───── KUTIPAN ARTIKEL

NUSANTARANEWS.CO – Belakangan ini Korea Utara terlihat lebih berani mengancam Amerika Serikat (AS) bahkan memperingatkan akan adanya serangan nuklir pre-emptive terhadap daratan Amerika. Seperti dilaporkan media pemerintah (21/12): Pemimpin Tertinggi Korea Utara Kim Jong-un menyatakan bahwa militer negaranya mampu menimbulkan “ancaman nuklir substansial” kepada AS.
“Tidak ada yang bisa menyangkal entitas DPRK yang dengan cepat muncul sebagai negara strategis yang mampu menimbulkan ancaman nuklir yang substansial bagi AS,” kata Kim saat membuka sambutan pada Konferensi Pemimpin Sel kelima Partai Pekerja Korea.
Suka tidak suka pada akirnya AS, Jepang dan Korea Selatan terpaksa meningkatkan anggaran militernya pada tahun depan guna mengantisipasi ancaman Korut terutama untuk sistem pertahanan anti rudal.

──────────
───── DATA YANG DISEDIAKAN

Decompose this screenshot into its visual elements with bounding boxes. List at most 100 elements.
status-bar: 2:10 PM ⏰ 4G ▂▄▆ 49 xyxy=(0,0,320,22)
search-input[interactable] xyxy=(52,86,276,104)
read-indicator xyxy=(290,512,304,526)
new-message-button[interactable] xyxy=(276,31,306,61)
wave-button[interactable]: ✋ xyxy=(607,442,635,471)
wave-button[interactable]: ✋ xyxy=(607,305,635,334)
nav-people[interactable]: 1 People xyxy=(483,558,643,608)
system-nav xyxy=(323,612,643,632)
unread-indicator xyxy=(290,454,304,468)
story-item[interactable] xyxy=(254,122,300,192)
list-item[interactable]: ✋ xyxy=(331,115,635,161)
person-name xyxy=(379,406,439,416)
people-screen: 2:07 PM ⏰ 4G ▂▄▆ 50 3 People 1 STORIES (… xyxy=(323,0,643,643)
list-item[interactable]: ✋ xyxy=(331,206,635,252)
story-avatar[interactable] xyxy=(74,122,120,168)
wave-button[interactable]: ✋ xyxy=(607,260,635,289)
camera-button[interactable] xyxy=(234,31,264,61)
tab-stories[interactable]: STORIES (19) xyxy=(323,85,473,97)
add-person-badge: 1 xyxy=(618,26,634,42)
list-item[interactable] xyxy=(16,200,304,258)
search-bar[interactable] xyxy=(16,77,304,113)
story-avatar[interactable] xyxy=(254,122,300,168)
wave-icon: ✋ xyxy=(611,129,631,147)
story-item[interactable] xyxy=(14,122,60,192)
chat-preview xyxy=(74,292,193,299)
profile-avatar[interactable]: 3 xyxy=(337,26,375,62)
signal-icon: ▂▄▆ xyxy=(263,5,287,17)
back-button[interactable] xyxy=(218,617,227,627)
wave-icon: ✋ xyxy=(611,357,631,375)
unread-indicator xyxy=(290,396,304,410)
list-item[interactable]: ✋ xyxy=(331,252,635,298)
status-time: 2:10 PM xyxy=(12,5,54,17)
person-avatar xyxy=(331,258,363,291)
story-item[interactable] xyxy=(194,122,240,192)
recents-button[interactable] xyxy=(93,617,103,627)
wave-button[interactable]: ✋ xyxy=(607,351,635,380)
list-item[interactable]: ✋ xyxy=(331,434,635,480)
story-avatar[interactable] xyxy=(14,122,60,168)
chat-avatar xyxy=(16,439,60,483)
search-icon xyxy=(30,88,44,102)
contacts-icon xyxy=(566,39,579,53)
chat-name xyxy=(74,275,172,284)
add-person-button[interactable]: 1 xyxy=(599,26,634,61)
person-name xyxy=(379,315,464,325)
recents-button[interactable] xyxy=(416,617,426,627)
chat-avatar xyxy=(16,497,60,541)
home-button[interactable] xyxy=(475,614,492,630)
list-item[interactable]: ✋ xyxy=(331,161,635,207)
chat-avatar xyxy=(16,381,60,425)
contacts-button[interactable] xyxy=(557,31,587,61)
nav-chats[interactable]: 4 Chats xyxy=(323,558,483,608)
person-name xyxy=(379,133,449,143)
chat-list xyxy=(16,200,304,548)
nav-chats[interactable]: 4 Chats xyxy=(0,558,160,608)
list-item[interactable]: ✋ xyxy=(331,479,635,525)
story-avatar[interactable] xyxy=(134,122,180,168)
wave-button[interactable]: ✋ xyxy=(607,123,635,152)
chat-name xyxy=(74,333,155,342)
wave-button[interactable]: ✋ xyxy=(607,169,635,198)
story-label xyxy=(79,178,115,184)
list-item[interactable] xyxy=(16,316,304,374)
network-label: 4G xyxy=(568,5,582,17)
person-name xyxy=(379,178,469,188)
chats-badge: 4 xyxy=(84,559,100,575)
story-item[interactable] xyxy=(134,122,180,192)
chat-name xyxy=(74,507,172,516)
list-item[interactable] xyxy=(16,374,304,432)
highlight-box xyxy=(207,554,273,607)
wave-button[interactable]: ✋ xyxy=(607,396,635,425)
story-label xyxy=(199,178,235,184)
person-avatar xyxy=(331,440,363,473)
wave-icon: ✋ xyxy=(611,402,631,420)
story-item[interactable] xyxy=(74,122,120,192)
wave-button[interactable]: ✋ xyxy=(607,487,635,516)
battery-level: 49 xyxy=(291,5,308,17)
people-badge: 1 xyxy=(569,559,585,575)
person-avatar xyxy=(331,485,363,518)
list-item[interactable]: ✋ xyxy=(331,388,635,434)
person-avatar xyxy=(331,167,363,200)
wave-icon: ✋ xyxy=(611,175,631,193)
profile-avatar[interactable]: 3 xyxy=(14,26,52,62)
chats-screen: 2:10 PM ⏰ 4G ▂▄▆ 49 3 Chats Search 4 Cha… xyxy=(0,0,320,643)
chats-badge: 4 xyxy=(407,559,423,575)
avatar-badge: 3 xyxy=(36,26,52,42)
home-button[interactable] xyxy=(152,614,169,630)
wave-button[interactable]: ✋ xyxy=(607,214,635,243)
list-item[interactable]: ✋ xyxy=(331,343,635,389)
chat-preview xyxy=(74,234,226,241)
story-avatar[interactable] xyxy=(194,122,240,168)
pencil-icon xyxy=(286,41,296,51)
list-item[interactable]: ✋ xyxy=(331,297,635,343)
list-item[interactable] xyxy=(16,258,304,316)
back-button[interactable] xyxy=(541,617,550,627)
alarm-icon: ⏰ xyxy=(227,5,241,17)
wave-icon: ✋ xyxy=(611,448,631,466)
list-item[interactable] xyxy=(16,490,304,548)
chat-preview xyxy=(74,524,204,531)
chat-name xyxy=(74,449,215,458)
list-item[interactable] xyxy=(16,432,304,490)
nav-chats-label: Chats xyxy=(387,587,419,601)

──────────

TUGAS ANDA »
Tulis lagi bagian artikel tentang ancaman nuklir Korea Utara di antara "NUSANTARANEWS.CO – Belakangan" dan "Partai Pekerja Korea.", termasuk kedua batas itu, lalu tukar "Korea Utara" dengan "Korut".

JAWABAN TUGAS »
NUSANTARANEWS.CO – Belakangan ini Korut terlihat lebih berani mengancam Amerika Serikat (AS) bahkan memperingatkan akan adanya serangan nuklir pre-emptive terhadap daratan Amerika. Seperti dilaporkan media pemerintah (21/12): Pemimpin Tertinggi Korut Kim Jong-un menyatakan bahwa militer negaranya mampu menimbulkan “ancaman nuklir substansial” kepada AS.
“Tidak ada yang bisa menyangkal entitas DPRK yang dengan cepat muncul sebagai negara strategis yang mampu menimbulkan ancaman nuklir yang substansial bagi AS,” kata Kim saat membuka sambutan pada Konferensi Pemimpin Sel kelima Partai Pekerja Korea.